*** Available records ***

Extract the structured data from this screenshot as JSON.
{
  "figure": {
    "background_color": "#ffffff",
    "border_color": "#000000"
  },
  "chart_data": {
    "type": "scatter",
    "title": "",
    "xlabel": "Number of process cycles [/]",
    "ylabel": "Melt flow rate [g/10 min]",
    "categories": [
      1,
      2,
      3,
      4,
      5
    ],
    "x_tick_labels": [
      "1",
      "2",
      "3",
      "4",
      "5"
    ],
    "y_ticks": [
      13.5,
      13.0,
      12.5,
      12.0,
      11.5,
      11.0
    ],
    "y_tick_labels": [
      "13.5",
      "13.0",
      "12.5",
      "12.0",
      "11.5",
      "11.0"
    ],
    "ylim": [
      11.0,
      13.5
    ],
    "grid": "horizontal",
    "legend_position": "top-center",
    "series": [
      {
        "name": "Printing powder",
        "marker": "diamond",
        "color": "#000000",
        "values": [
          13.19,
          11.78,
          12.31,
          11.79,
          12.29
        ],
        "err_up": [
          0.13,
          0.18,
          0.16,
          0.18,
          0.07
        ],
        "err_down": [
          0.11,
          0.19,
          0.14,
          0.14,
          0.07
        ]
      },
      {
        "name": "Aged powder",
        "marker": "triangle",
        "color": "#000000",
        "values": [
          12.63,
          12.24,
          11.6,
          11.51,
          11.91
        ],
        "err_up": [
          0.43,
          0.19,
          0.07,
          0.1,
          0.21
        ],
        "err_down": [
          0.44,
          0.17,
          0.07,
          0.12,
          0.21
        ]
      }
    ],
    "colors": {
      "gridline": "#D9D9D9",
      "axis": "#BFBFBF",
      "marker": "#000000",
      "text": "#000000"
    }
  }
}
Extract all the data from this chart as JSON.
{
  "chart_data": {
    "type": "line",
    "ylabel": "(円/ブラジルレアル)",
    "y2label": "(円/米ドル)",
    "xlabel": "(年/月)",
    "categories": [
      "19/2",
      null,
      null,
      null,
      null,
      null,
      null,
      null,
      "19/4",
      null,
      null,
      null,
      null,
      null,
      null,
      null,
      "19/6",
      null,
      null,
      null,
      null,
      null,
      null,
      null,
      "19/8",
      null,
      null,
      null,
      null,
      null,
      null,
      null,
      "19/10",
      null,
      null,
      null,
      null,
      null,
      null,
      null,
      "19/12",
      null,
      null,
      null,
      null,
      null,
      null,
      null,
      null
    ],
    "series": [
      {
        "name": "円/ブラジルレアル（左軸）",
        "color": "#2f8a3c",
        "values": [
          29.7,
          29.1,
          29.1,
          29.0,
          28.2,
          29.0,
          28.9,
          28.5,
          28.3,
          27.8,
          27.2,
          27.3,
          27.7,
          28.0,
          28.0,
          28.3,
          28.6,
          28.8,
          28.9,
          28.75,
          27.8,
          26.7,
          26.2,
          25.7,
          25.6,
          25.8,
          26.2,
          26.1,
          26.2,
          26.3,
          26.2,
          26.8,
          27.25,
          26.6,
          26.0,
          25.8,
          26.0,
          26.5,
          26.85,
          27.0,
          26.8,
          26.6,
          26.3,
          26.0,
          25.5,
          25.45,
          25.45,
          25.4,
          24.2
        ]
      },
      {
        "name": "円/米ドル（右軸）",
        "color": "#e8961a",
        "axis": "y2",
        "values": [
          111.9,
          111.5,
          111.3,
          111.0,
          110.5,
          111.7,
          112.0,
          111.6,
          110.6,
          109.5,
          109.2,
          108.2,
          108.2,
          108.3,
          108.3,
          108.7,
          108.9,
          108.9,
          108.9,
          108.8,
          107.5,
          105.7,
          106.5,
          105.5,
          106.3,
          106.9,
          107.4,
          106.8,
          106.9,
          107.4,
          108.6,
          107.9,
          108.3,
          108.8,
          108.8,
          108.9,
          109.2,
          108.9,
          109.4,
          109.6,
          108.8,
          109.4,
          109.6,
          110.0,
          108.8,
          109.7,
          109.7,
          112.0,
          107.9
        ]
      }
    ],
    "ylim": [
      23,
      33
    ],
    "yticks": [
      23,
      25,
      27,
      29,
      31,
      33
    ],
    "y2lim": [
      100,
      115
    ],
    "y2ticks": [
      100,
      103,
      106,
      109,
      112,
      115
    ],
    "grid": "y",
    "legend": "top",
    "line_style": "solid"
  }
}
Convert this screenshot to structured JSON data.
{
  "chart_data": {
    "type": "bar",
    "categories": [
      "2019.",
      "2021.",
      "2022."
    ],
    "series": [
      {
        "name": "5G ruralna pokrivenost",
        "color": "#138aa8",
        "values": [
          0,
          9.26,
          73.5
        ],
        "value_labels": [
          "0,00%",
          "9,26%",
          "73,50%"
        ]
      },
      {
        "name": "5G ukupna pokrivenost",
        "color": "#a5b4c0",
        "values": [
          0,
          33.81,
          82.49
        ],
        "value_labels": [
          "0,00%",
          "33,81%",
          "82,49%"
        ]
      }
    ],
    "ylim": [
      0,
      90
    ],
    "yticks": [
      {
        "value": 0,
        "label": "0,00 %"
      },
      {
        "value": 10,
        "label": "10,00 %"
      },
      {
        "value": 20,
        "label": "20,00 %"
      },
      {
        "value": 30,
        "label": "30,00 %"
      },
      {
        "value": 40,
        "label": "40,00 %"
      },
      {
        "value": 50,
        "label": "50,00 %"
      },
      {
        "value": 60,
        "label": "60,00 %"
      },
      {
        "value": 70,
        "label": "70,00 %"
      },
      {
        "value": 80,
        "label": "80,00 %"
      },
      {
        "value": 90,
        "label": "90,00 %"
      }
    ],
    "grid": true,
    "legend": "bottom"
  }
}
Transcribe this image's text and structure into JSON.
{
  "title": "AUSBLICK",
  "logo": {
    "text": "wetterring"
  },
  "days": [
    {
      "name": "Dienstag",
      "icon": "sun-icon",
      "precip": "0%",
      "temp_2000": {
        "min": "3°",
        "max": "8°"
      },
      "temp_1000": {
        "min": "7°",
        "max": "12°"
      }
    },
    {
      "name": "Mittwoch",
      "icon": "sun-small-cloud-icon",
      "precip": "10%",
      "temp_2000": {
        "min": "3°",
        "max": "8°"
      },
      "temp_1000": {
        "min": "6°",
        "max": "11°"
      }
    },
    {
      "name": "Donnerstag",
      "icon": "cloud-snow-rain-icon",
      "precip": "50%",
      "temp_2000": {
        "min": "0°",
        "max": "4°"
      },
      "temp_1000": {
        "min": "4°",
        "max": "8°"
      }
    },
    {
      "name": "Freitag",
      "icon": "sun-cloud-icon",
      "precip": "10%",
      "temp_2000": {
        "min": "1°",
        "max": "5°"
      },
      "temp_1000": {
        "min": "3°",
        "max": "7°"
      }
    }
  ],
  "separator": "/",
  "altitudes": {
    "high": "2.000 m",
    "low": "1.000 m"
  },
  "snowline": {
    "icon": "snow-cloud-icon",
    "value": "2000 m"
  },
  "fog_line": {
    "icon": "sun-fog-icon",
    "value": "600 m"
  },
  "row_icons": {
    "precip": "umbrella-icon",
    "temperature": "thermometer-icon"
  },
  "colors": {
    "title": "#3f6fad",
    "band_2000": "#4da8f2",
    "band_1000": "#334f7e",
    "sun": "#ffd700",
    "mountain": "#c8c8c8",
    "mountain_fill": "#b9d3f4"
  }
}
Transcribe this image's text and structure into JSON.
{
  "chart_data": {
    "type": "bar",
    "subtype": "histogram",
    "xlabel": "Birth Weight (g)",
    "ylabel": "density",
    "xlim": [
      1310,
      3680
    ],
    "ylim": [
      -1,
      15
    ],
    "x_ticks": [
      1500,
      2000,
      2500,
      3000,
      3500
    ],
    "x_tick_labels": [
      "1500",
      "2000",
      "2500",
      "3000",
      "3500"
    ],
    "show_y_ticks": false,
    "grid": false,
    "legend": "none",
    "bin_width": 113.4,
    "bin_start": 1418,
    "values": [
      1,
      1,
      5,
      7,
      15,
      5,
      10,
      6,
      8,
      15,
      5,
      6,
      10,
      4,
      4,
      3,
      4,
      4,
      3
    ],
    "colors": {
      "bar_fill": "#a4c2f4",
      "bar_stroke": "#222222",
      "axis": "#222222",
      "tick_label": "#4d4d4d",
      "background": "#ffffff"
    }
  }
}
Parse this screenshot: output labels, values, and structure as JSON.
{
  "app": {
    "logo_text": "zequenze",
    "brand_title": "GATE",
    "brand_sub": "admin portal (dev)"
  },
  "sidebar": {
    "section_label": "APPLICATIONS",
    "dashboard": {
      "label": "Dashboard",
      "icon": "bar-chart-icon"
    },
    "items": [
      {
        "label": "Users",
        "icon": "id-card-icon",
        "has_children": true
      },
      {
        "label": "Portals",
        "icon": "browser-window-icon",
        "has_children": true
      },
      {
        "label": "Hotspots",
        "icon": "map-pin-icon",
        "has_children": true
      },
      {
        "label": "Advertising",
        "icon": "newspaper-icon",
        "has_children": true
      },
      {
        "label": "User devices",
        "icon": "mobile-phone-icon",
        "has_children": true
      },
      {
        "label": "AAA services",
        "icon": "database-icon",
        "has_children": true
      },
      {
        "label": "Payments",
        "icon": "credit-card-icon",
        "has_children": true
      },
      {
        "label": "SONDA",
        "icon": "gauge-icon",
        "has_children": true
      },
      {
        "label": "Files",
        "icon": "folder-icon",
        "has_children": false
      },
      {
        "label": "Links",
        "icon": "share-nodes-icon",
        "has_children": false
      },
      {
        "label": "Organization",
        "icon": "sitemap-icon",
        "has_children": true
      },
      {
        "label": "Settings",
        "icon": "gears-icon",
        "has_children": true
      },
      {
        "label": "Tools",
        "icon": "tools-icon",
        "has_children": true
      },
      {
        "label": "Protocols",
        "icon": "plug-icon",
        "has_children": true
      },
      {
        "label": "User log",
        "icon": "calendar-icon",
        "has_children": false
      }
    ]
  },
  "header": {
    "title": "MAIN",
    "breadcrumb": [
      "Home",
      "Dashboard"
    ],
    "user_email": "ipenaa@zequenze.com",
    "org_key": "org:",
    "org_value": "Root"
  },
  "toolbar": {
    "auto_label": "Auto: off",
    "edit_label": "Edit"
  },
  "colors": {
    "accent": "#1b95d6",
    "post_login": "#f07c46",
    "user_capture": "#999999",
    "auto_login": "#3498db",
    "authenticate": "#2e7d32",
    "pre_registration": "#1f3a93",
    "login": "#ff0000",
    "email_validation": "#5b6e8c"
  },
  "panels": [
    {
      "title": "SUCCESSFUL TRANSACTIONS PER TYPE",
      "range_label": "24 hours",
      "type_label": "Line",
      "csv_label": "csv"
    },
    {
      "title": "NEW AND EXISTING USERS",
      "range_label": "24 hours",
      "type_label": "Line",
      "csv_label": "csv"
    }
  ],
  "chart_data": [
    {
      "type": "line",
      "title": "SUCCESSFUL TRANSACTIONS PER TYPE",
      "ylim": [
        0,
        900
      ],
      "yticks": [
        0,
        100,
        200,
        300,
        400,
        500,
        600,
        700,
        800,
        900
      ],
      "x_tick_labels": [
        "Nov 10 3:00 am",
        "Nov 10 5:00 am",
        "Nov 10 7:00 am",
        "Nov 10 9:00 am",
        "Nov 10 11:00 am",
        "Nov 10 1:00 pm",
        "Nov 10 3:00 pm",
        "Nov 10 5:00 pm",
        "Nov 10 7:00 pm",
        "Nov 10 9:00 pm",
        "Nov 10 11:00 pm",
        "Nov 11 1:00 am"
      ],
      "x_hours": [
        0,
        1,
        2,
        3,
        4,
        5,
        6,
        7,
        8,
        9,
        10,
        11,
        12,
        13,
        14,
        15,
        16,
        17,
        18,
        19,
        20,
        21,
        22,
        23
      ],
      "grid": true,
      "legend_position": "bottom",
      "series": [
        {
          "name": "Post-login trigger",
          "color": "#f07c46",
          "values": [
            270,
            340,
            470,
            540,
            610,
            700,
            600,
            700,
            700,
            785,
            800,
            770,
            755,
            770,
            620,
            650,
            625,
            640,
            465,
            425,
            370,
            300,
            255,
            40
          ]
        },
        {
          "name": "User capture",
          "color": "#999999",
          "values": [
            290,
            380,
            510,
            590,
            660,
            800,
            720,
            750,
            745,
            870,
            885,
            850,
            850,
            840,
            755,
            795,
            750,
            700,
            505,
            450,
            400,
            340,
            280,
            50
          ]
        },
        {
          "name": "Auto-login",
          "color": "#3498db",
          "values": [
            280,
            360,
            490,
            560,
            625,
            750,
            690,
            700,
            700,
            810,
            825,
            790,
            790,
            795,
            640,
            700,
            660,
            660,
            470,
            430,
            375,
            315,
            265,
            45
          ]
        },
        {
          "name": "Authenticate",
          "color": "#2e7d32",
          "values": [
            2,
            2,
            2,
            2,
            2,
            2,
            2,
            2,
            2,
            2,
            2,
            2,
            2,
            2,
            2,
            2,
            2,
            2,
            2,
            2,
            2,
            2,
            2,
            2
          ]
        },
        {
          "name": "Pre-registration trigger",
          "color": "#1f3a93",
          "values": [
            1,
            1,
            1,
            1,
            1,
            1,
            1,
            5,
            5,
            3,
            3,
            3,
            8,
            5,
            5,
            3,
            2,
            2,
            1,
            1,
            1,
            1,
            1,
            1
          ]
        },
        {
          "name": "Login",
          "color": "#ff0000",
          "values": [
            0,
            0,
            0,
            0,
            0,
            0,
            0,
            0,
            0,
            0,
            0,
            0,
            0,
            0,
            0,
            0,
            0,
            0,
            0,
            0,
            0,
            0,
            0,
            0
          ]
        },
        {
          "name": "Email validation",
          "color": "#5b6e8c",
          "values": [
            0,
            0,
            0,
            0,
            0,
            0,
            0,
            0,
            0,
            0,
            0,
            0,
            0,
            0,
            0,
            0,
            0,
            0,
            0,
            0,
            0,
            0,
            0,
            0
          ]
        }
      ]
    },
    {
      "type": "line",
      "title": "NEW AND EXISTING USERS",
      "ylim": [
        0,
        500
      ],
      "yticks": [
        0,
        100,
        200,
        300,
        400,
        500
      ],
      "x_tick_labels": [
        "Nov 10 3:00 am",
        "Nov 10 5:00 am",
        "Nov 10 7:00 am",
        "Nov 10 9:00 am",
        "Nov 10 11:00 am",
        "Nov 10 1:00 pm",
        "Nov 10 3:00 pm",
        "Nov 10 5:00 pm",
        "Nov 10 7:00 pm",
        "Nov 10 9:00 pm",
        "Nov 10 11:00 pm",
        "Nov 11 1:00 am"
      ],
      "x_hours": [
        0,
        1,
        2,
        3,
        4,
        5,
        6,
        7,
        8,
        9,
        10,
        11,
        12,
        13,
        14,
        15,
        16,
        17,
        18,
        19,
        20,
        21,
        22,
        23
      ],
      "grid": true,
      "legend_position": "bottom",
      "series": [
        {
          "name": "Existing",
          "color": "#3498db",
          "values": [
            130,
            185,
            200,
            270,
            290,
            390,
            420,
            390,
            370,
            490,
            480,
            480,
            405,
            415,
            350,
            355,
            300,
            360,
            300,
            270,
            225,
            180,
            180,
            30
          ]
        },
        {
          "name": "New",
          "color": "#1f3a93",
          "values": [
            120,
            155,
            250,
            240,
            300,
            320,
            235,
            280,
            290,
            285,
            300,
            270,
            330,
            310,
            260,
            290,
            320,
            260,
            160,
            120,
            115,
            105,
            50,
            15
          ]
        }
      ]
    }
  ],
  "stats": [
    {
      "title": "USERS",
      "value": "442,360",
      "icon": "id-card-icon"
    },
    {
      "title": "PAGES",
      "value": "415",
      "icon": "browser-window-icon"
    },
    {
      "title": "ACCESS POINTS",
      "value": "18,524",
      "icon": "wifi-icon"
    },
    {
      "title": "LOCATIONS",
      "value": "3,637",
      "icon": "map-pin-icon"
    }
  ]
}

***

Description of the task: Copy every line of the entries above in which "Extract" occurs.

Solution to the problem:
Extract the structured data from this screenshot as JSON.
Extract all the data from this chart as JSON.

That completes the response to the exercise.